▶ EXERCISE TASK
Write out every line below that includes the word "points".

▶ EXCERPTED DATA

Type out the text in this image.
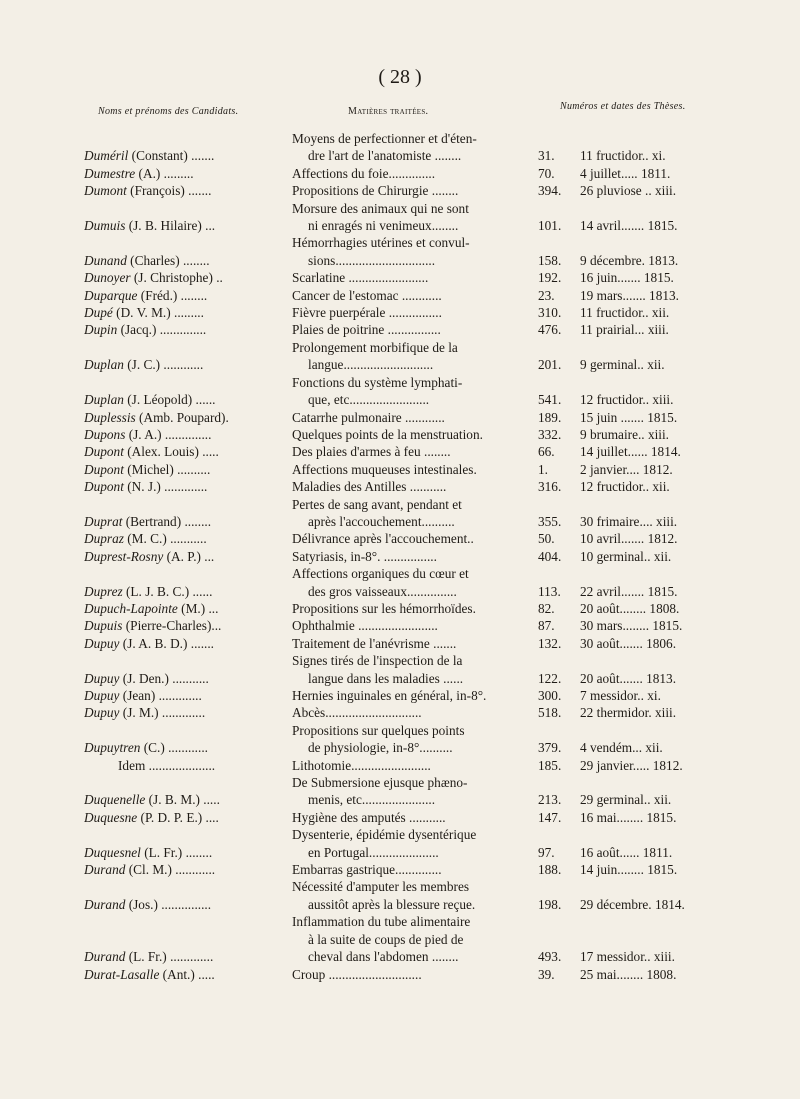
( 28 )
Noms et prénoms des Candidats.	Matières traitées.	Numéros et dates des Thèses.
Duméril (Constant) .......	Moyens de perfectionner et d'éten-
dre l'art de l'anatomiste ........	31.	11 fructidor.. xi.
Dumestre (A.) .........	Affections du foie..............	70.	4 juillet..... 1811.
Dumont (François) .......	Propositions de Chirurgie ........	394.	26 pluviose .. xiii.
Dumuis (J. B. Hilaire) ...	Morsure des animaux qui ne sont
ni enragés ni venimeux........	101.	14 avril....... 1815.
Dunand (Charles) ........	Hémorrhagies utérines et convul-
sions..............................	158.	9 décembre. 1813.
Dunoyer (J. Christophe) ..	Scarlatine ........................	192.	16 juin....... 1815.
Duparque (Fréd.) ........	Cancer de l'estomac ............	23.	19 mars....... 1813.
Dupé (D. V. M.) .........	Fièvre puerpérale ................	310.	11 fructidor.. xii.
Dupin (Jacq.) ..............	Plaies de poitrine ................	476.	11 prairial... xiii.
Duplan (J. C.) ............	Prolongement morbifique de la
langue...........................	201.	9 germinal.. xii.
Duplan (J. Léopold) ......	Fonctions du système lymphati-
que, etc........................	541.	12 fructidor.. xiii.
Duplessis (Amb. Poupard).	Catarrhe pulmonaire ............	189.	15 juin ....... 1815.
Dupons (J. A.) ..............	Quelques points de la menstruation.	332.	9 brumaire.. xiii.
Dupont (Alex. Louis) .....	Des plaies d'armes à feu ........	66.	14 juillet...... 1814.
Dupont (Michel) ..........	Affections muqueuses intestinales.	1.	2 janvier.... 1812.
Dupont (N. J.) .............	Maladies des Antilles ...........	316.	12 fructidor.. xii.
Duprat (Bertrand) ........	Pertes de sang avant, pendant et
après l'accouchement..........	355.	30 frimaire.... xiii.
Dupraz (M. C.) ...........	Délivrance après l'accouchement..	50.	10 avril....... 1812.
Duprest-Rosny (A. P.) ...	Satyriasis, in-8°. ................	404.	10 germinal.. xii.
Duprez (L. J. B. C.) ......	Affections organiques du cœur et
des gros vaisseaux...............	113.	22 avril....... 1815.
Dupuch-Lapointe (M.) ...	Propositions sur les hémorrhoïdes.	82.	20 août........ 1808.
Dupuis (Pierre-Charles)...	Ophthalmie ........................	87.	30 mars........ 1815.
Dupuy (J. A. B. D.) .......	Traitement de l'anévrisme .......	132.	30 août....... 1806.
Dupuy (J. Den.) ...........	Signes tirés de l'inspection de la
langue dans les maladies ......	122.	20 août....... 1813.
Dupuy (Jean) .............	Hernies inguinales en général, in-8°.	300.	7 messidor.. xi.
Dupuy (J. M.) .............	Abcès.............................	518.	22 thermidor. xiii.
Dupuytren (C.) ............	Propositions sur quelques points
de physiologie, in-8°..........	379.	4 vendém... xii.
Idem ....................	Lithotomie........................	185.	29 janvier..... 1812.
Duquenelle (J. B. M.) .....	De Submersione ejusque phæno-
menis, etc......................	213.	29 germinal.. xii.
Duquesne (P. D. P. E.) ....	Hygiène des amputés ...........	147.	16 mai........ 1815.
Duquesnel (L. Fr.) ........	Dysenterie, épidémie dysentérique
en Portugal.....................	97.	16 août...... 1811.
Durand (Cl. M.) ............	Embarras gastrique..............	188.	14 juin........ 1815.
Durand (Jos.) ...............	Nécessité d'amputer les membres
aussitôt après la blessure reçue.	198.	29 décembre. 1814.
Durand (L. Fr.) .............	Inflammation du tube alimentaire
à la suite de coups de pied de
cheval dans l'abdomen ........	493.	17 messidor.. xiii.
Durat-Lasalle (Ant.) .....	Croup ............................	39.	25 mai........ 1808.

▶ ANSWER TO THIS PROBLEM
Dupons (J. A.) ..............	Quelques points de la menstruation.	332.	9 brumaire.. xiii.
Dupuytren (C.) ............	Propositions sur quelques points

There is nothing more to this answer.